**What is needed:** Filter this material down to the lines that hold "name", copying each one.
---------------
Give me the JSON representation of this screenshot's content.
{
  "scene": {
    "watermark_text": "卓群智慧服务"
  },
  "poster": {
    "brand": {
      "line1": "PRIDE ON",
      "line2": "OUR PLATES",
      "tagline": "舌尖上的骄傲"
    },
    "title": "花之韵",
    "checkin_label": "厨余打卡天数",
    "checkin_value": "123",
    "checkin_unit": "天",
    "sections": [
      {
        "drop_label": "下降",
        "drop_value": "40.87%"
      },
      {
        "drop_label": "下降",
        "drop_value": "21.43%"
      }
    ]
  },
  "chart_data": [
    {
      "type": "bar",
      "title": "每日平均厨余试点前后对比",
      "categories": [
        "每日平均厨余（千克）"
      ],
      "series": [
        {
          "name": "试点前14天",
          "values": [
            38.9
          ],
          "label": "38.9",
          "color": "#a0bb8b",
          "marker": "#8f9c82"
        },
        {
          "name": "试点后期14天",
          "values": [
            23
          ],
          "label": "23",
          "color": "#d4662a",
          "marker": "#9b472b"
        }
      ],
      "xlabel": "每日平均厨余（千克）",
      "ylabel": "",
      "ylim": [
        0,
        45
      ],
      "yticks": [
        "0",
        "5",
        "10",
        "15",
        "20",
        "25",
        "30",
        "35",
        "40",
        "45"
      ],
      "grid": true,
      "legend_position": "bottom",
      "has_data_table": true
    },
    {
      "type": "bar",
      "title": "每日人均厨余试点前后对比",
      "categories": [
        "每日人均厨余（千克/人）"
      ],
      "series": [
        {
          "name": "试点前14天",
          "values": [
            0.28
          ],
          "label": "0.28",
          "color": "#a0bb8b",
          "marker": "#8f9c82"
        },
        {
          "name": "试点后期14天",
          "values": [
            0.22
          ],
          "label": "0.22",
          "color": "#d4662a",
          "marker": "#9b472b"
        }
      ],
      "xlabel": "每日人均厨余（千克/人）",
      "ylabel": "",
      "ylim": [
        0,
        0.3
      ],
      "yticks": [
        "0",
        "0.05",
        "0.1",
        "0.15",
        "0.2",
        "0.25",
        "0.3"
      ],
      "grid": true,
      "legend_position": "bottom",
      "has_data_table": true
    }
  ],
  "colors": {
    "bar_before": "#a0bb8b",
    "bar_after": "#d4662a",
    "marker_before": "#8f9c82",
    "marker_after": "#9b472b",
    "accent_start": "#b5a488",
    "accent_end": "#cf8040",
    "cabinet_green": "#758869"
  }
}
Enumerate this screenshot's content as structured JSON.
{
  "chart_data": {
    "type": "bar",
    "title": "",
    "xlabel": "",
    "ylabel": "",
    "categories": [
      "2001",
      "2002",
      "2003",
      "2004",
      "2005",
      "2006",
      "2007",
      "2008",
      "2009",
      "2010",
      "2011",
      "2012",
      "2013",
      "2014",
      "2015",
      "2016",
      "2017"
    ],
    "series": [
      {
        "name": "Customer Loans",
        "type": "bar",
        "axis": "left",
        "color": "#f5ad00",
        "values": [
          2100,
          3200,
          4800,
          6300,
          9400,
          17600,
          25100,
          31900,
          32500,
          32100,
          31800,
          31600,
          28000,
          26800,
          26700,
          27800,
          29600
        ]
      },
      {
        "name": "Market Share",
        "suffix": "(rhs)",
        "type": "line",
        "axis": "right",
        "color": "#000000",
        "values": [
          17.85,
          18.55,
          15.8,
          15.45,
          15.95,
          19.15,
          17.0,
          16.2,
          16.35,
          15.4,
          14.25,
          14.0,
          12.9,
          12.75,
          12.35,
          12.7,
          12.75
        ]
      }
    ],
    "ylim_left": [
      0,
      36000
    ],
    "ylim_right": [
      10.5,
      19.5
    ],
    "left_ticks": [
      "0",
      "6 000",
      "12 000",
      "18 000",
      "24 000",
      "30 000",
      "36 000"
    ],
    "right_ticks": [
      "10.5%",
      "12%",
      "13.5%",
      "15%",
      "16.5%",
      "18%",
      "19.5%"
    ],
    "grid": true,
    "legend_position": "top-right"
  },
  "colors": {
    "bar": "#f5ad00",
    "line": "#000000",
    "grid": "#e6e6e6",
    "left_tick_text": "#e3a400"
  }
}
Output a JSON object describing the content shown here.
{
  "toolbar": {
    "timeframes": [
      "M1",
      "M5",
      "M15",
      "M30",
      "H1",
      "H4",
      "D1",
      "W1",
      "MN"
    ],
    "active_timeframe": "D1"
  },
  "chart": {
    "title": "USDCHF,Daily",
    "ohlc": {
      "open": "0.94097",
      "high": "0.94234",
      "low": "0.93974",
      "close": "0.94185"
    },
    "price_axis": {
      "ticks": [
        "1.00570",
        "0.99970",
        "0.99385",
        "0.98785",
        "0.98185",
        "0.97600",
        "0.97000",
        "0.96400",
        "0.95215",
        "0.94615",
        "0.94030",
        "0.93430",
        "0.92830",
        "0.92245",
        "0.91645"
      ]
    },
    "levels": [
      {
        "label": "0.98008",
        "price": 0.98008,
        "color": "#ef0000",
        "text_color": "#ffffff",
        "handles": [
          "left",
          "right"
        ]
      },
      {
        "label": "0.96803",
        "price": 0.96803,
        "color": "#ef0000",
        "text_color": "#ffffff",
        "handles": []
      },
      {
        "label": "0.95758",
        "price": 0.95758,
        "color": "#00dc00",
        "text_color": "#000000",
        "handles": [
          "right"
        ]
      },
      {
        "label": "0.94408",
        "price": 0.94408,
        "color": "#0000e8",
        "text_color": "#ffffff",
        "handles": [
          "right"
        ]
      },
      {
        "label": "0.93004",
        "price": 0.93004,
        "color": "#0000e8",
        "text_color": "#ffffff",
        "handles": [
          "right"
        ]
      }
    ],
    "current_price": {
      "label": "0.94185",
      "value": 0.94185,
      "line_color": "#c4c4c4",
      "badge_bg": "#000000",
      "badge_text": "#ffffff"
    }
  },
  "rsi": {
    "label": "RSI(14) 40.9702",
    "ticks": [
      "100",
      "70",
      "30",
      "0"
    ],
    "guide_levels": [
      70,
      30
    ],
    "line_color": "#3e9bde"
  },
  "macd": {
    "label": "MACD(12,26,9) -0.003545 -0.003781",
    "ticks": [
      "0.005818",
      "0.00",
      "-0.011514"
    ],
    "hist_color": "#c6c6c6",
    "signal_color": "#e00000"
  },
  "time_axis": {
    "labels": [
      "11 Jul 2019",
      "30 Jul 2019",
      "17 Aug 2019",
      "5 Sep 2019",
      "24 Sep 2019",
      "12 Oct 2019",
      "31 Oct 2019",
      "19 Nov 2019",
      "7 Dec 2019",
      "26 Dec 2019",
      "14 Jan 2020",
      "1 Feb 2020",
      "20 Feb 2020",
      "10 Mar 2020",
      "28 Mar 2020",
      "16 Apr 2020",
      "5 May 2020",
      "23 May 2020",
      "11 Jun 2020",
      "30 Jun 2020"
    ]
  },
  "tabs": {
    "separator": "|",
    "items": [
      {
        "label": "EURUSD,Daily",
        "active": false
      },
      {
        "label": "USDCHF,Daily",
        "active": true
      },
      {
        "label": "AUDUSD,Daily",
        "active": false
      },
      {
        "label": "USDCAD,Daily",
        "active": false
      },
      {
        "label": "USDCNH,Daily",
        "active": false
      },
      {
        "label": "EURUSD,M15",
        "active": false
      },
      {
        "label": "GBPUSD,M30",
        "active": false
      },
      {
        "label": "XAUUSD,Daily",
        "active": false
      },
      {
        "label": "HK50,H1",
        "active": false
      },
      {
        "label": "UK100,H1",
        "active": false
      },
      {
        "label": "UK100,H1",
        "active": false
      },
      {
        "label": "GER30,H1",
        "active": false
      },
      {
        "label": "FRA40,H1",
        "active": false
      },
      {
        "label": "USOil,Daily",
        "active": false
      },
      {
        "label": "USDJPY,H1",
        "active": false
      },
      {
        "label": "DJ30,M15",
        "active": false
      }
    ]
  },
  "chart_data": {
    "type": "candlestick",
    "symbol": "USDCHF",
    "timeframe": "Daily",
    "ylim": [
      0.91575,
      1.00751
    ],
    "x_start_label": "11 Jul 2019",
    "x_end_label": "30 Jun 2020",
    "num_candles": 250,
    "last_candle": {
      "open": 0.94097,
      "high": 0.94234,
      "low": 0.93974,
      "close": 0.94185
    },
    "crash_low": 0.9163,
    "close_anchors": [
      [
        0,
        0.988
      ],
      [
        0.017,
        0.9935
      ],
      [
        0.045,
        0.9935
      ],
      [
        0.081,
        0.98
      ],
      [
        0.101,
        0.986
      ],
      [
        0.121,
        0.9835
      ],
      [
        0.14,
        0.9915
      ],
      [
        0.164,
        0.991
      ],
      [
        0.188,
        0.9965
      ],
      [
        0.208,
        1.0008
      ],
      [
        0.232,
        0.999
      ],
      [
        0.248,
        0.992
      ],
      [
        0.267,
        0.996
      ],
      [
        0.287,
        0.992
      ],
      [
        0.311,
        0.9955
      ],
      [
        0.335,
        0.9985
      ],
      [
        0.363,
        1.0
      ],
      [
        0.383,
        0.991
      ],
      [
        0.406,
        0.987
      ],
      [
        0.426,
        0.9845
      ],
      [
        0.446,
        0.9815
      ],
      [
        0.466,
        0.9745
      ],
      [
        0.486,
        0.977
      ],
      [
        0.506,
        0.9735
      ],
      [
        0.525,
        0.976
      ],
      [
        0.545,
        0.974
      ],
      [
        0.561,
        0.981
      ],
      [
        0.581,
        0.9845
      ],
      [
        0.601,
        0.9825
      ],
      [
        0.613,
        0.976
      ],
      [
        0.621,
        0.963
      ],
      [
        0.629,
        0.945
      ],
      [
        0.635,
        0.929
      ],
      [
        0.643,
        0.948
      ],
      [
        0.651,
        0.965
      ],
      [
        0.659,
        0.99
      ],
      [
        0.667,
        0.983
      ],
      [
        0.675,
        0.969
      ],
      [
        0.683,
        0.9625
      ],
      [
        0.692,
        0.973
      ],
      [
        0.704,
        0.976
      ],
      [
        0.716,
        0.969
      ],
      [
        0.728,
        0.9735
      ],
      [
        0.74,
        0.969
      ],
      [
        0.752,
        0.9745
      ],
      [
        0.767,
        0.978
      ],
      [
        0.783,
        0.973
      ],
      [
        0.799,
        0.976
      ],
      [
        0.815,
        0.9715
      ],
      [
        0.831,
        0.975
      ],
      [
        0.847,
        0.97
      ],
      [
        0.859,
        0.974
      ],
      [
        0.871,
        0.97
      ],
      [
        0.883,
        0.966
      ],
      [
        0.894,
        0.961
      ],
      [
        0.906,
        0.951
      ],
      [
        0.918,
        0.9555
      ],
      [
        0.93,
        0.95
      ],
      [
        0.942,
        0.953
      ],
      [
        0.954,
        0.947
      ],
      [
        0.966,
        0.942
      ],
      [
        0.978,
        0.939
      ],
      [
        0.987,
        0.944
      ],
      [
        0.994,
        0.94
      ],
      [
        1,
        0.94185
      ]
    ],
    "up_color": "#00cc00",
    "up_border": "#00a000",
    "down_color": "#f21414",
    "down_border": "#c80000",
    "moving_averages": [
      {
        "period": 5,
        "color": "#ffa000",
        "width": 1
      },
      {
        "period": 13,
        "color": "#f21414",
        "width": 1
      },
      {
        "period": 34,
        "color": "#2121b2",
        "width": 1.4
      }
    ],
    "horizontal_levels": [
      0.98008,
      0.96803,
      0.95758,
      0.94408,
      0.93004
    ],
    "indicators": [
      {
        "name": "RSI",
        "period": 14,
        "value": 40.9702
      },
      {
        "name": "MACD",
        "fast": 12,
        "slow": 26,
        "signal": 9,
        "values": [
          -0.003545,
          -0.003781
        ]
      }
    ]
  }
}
---------------
**Complete answer:**
          "name": "试点前14天",
          "name": "试点后期14天",
          "name": "试点前14天",
          "name": "试点后期14天",
        "name": "Customer Loans",
        "name": "Market Share",
        "name": "RSI",
        "name": "MACD",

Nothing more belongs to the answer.